• [Document source]
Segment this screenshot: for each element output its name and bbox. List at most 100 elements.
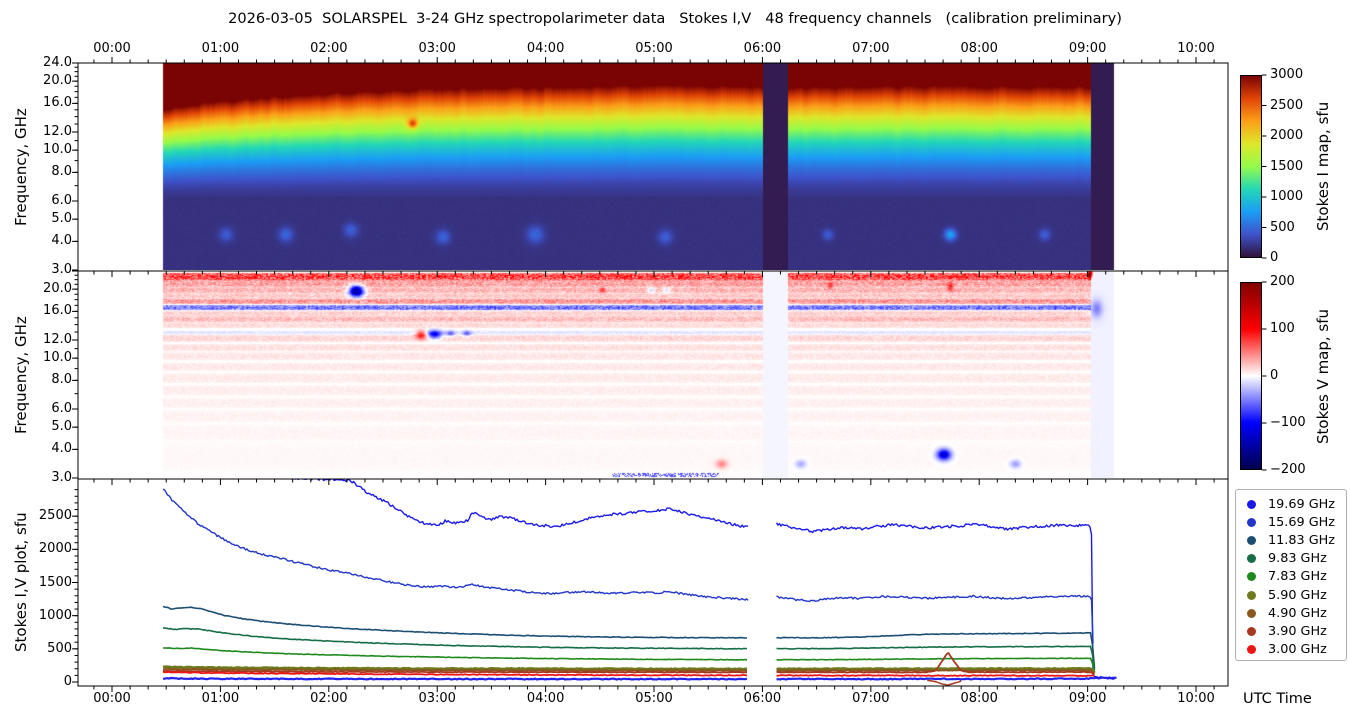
colorbar-i-tick-label: 2000 [1270, 128, 1304, 143]
legend-item: 11.83 GHz [1236, 531, 1346, 549]
legend-marker-icon [1247, 590, 1256, 600]
legend-marker-icon [1247, 554, 1256, 564]
freq-tick-label: 6.0 [51, 193, 72, 208]
legend-marker-icon [1247, 572, 1256, 582]
top-time-tick-label: 06:00 [743, 41, 782, 56]
line-plot-svg [162, 479, 1117, 686]
freq-tick-label: 6.0 [51, 401, 72, 416]
series-9-83-GHz [162, 627, 748, 650]
stokes-i-colorbar [1240, 75, 1262, 258]
freq-tick-label: 16.0 [43, 303, 72, 319]
bottom-time-tick-label: 06:00 [743, 691, 782, 706]
series-15-69-GHz [776, 594, 1094, 644]
freq-tick-label: 10.0 [43, 350, 72, 366]
bottom-time-tick-label: 05:00 [635, 691, 673, 706]
bottom-time-tick-label: 07:00 [852, 691, 890, 706]
stokes-iv-line-plot [78, 479, 1228, 686]
top-time-tick-label: 05:00 [635, 41, 673, 56]
legend-item: 3.00 GHz [1236, 641, 1346, 659]
legend-marker-icon [1247, 645, 1256, 655]
bottom-time-tick-label: 08:00 [960, 691, 998, 706]
legend-marker-icon [1247, 535, 1256, 545]
flux-tick-label: 1500 [38, 574, 72, 590]
legend-label: 3.00 GHz [1268, 642, 1327, 658]
legend-marker-icon [1247, 626, 1256, 636]
colorbar-i-tick-label: 2500 [1270, 97, 1304, 113]
freq-tick-label: 20.0 [43, 281, 72, 297]
freq-tick-label: 3.0 [51, 470, 72, 485]
flux-tick-label: 2500 [38, 508, 72, 524]
legend-marker-icon [1247, 608, 1256, 618]
series-15-69-GHz [162, 488, 749, 601]
colorbar-v-tick-label: −200 [1270, 462, 1306, 477]
flux-tick-label: 0 [63, 674, 72, 689]
legend-label: 15.69 GHz [1268, 514, 1335, 530]
top-time-tick-label: 09:00 [1068, 41, 1107, 56]
legend-label: 9.83 GHz [1268, 551, 1327, 567]
stokes-v-colorbar [1240, 282, 1262, 470]
freq-tick-label: 12.0 [43, 332, 72, 347]
legend-item: 15.69 GHz [1236, 513, 1346, 531]
freq-axis-label-mid: Frequency, GHz [12, 316, 30, 434]
legend-marker-icon [1247, 517, 1256, 527]
bottom-time-tick-label: 00:00 [93, 691, 131, 706]
top-time-tick-label: 02:00 [310, 41, 348, 56]
legend-label: 11.83 GHz [1268, 532, 1335, 548]
freq-tick-label: 5.0 [51, 211, 72, 227]
legend-label: 3.90 GHz [1268, 623, 1327, 639]
flux-tick-label: 500 [47, 640, 72, 656]
freq-tick-label: 12.0 [43, 124, 72, 139]
flux-tick-label: 2000 [38, 541, 72, 557]
legend-item: 19.69 GHz [1236, 495, 1346, 513]
top-time-tick-label: 01:00 [201, 41, 240, 56]
bottom-time-tick-label: 03:00 [418, 691, 456, 706]
top-time-tick-label: 08:00 [960, 41, 998, 56]
bottom-time-tick-label: 02:00 [310, 691, 348, 706]
figure-title: 2026-03-05 SOLARSPEL 3-24 GHz spectropol… [228, 10, 1122, 27]
colorbar-v-tick-label: 200 [1270, 274, 1295, 289]
legend-label: 19.69 GHz [1268, 496, 1335, 512]
stokes-v-colorbar-label: Stokes V map, sfu [1314, 308, 1332, 444]
legend-item: 9.83 GHz [1236, 550, 1346, 568]
freq-tick-label: 5.0 [51, 419, 72, 435]
freq-tick-label: 8.0 [51, 372, 72, 388]
freq-tick-label: 8.0 [51, 164, 72, 180]
flux-tick-label: 1000 [38, 607, 72, 623]
freq-axis-label-top: Frequency, GHz [12, 108, 30, 226]
colorbar-v-tick-label: 0 [1270, 368, 1279, 383]
colorbar-i-tick-label: 1000 [1270, 189, 1304, 204]
top-time-tick-label: 07:00 [852, 41, 890, 56]
legend-label: 5.90 GHz [1268, 587, 1327, 603]
top-time-tick-label: 03:00 [418, 41, 456, 56]
legend-box: 19.69 GHz 15.69 GHz 11.83 GHz 9.83 GHz 7.83 … [1235, 489, 1347, 661]
freq-tick-label: 4.0 [51, 441, 72, 457]
stokes-i-colorbar-label: Stokes I map, sfu [1314, 101, 1332, 232]
series-V-3-90-GHz-dip [927, 679, 962, 686]
series-11-83-GHz [776, 631, 1096, 669]
legend-label: 4.90 GHz [1268, 605, 1327, 621]
top-time-tick-label: 00:00 [93, 41, 131, 56]
freq-tick-label: 16.0 [43, 95, 72, 111]
freq-tick-label: 24.0 [43, 55, 72, 70]
series-V-19-69-GHz [162, 676, 748, 681]
legend-item: 5.90 GHz [1236, 586, 1346, 604]
series-3-00-GHz [776, 674, 1095, 677]
colorbar-i-tick-label: 500 [1270, 219, 1295, 235]
legend-item: 3.90 GHz [1236, 622, 1346, 640]
legend-item: 4.90 GHz [1236, 604, 1346, 622]
utc-time-label: UTC Time [1243, 691, 1312, 707]
stokes-v-spectrogram [78, 271, 1228, 478]
freq-tick-label: 10.0 [43, 142, 72, 158]
legend-item: 7.83 GHz [1236, 568, 1346, 586]
freq-tick-label: 3.0 [51, 262, 72, 277]
bottom-time-tick-label: 01:00 [201, 691, 240, 706]
freq-tick-label: 4.0 [51, 233, 72, 249]
legend-label: 7.83 GHz [1268, 569, 1327, 585]
series-11-83-GHz [162, 605, 747, 639]
series-7-83-GHz [163, 647, 748, 661]
colorbar-i-tick-label: 1500 [1270, 158, 1304, 174]
top-time-tick-label: 04:00 [526, 41, 565, 56]
colorbar-v-tick-label: 100 [1270, 321, 1295, 336]
top-time-tick-label: 10:00 [1177, 41, 1215, 56]
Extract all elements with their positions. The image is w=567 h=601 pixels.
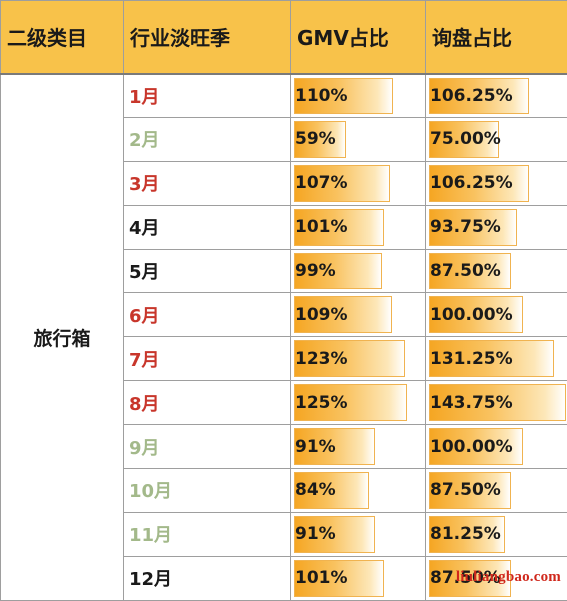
gmv-share-cell[interactable]: 91% [291,512,426,556]
gmv-share-value: 84% [295,480,336,500]
month-cell[interactable]: 7月 [124,337,291,381]
gmv-share-cell[interactable]: 125% [291,381,426,425]
gmv-share-cell[interactable]: 107% [291,161,426,205]
gmv-share-value: 109% [295,305,348,325]
inquiry-share-value: 81.25% [430,524,501,544]
gmv-share-value: 125% [295,393,348,413]
month-cell[interactable]: 3月 [124,161,291,205]
gmv-share-cell[interactable]: 101% [291,205,426,249]
gmv-share-cell[interactable]: 91% [291,425,426,469]
category-cell[interactable]: 旅行箱 [1,74,124,601]
inquiry-share-cell[interactable]: 106.25% [426,161,567,205]
inquiry-share-value: 87.50% [430,261,501,281]
inquiry-share-cell[interactable]: 143.75% [426,381,567,425]
gmv-share-cell[interactable]: 59% [291,117,426,161]
month-cell[interactable]: 1月 [124,74,291,118]
gmv-share-cell[interactable]: 84% [291,469,426,513]
header-season[interactable]: 行业淡旺季 [124,1,291,74]
watermark: liuliangbao.com [456,569,561,586]
gmv-share-cell[interactable]: 123% [291,337,426,381]
gmv-share-cell[interactable]: 99% [291,249,426,293]
inquiry-share-cell[interactable]: 100.00% [426,293,567,337]
gmv-share-value: 91% [295,437,336,457]
inquiry-share-cell[interactable]: 87.50% [426,469,567,513]
inquiry-share-value: 100.00% [430,305,513,325]
gmv-share-cell[interactable]: 109% [291,293,426,337]
inquiry-share-value: 143.75% [430,393,513,413]
month-cell[interactable]: 9月 [124,425,291,469]
header-row: 二级类目 行业淡旺季 GMV占比 询盘占比 [1,1,567,74]
month-cell[interactable]: 5月 [124,249,291,293]
inquiry-share-cell[interactable]: 106.25% [426,74,567,118]
inquiry-share-cell[interactable]: 93.75% [426,205,567,249]
gmv-share-value: 101% [295,217,348,237]
inquiry-share-cell[interactable]: 100.00% [426,425,567,469]
month-cell[interactable]: 8月 [124,381,291,425]
inquiry-share-value: 106.25% [430,86,513,106]
month-cell[interactable]: 11月 [124,512,291,556]
inquiry-share-value: 100.00% [430,437,513,457]
inquiry-share-value: 75.00% [430,129,501,149]
month-cell[interactable]: 4月 [124,205,291,249]
inquiry-share-value: 93.75% [430,217,501,237]
inquiry-share-value: 87.50% [430,480,501,500]
inquiry-share-cell[interactable]: 131.25% [426,337,567,381]
inquiry-share-value: 131.25% [430,349,513,369]
gmv-share-value: 91% [295,524,336,544]
gmv-share-value: 59% [295,129,336,149]
inquiry-share-cell[interactable]: 75.00% [426,117,567,161]
month-cell[interactable]: 6月 [124,293,291,337]
gmv-share-cell[interactable]: 101% [291,556,426,600]
header-category[interactable]: 二级类目 [1,1,124,74]
month-cell[interactable]: 10月 [124,469,291,513]
inquiry-share-cell[interactable]: 87.50% [426,249,567,293]
gmv-share-value: 99% [295,261,336,281]
gmv-share-cell[interactable]: 110% [291,74,426,118]
inquiry-share-value: 106.25% [430,173,513,193]
gmv-share-value: 110% [295,86,348,106]
header-gmv-share[interactable]: GMV占比 [291,1,426,74]
gmv-share-value: 107% [295,173,348,193]
gmv-share-value: 101% [295,568,348,588]
header-inquiry-share[interactable]: 询盘占比 [426,1,567,74]
month-cell[interactable]: 12月 [124,556,291,600]
month-cell[interactable]: 2月 [124,117,291,161]
inquiry-share-cell[interactable]: 81.25% [426,512,567,556]
gmv-share-value: 123% [295,349,348,369]
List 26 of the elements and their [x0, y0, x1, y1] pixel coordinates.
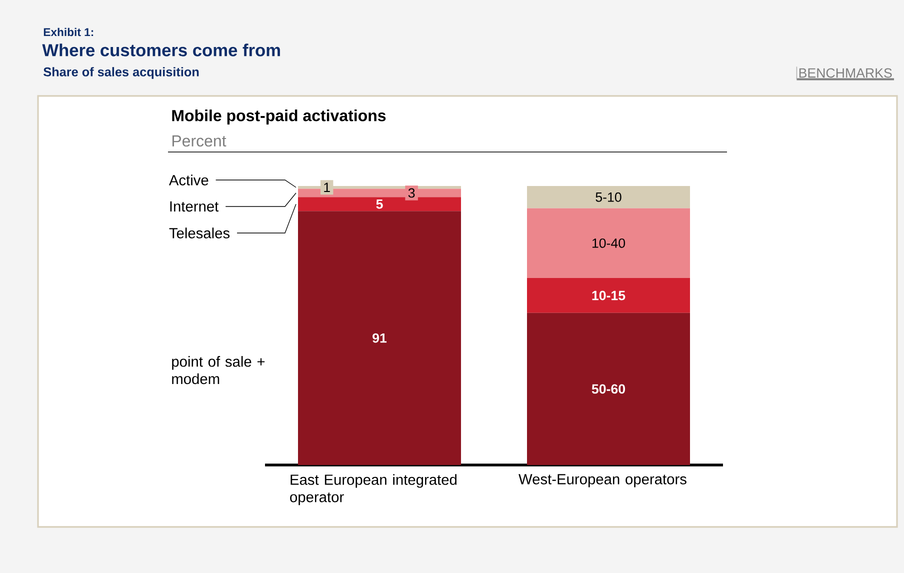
bar	[298, 197, 462, 212]
bar	[527, 186, 690, 208]
bar	[298, 211, 462, 465]
bar	[527, 278, 690, 313]
x-tick-label: West-European operators	[518, 474, 686, 488]
x-tick-label: East European integrated operator	[290, 474, 456, 506]
text: point of sale + modem	[172, 356, 265, 384]
text: Internet	[170, 201, 219, 212]
text: Exhibit 1:	[44, 28, 94, 36]
text: Telesales	[169, 228, 230, 238]
data-label: 10-40	[592, 238, 626, 248]
bar	[527, 312, 690, 465]
data-label: 1	[324, 182, 330, 192]
data-label: 91	[372, 333, 387, 343]
chart-title: Where customers come from	[42, 44, 280, 56]
data-label: 50-60	[592, 384, 626, 394]
text: Active	[168, 174, 208, 186]
data-label: 5-10	[596, 192, 622, 202]
text: Percent	[172, 135, 226, 147]
text: BENCHMARKS	[799, 68, 892, 78]
text: Share of sales acquisition	[44, 67, 199, 79]
text: Mobile post-paid activations	[172, 110, 386, 124]
data-label: 10-15	[592, 290, 626, 300]
data-label: 3	[408, 188, 415, 198]
bar	[527, 208, 690, 278]
data-label: 5	[376, 199, 383, 209]
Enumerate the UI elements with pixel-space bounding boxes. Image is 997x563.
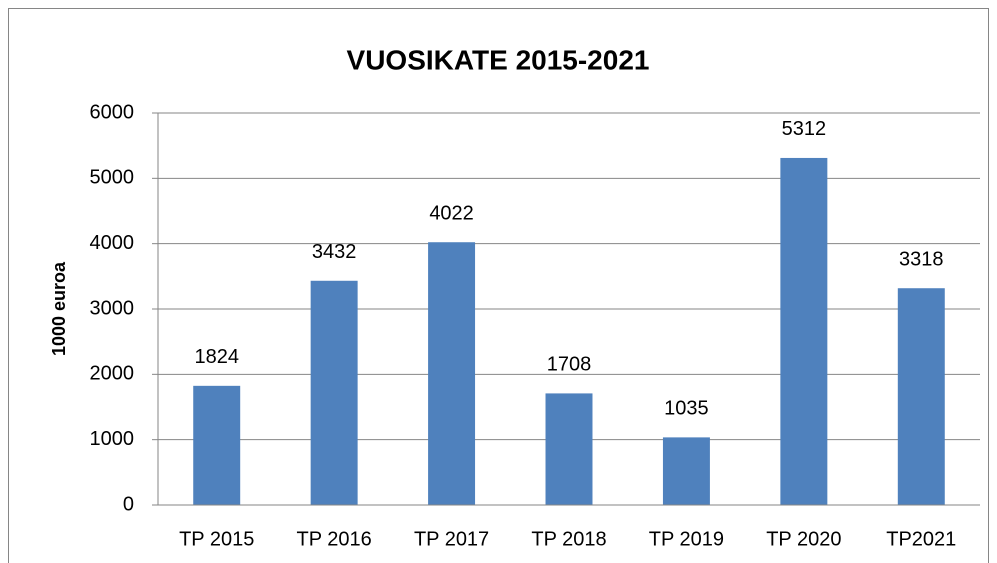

• [Consigne]
Relevez, en les recopiant, toutes les lignes ci-dessus qui contiennent la chaîne "plot".

• [Réponse attendue]
line-plot-svg [162, 479, 1117, 686]
stokes-iv-line-plot [78, 479, 1228, 686]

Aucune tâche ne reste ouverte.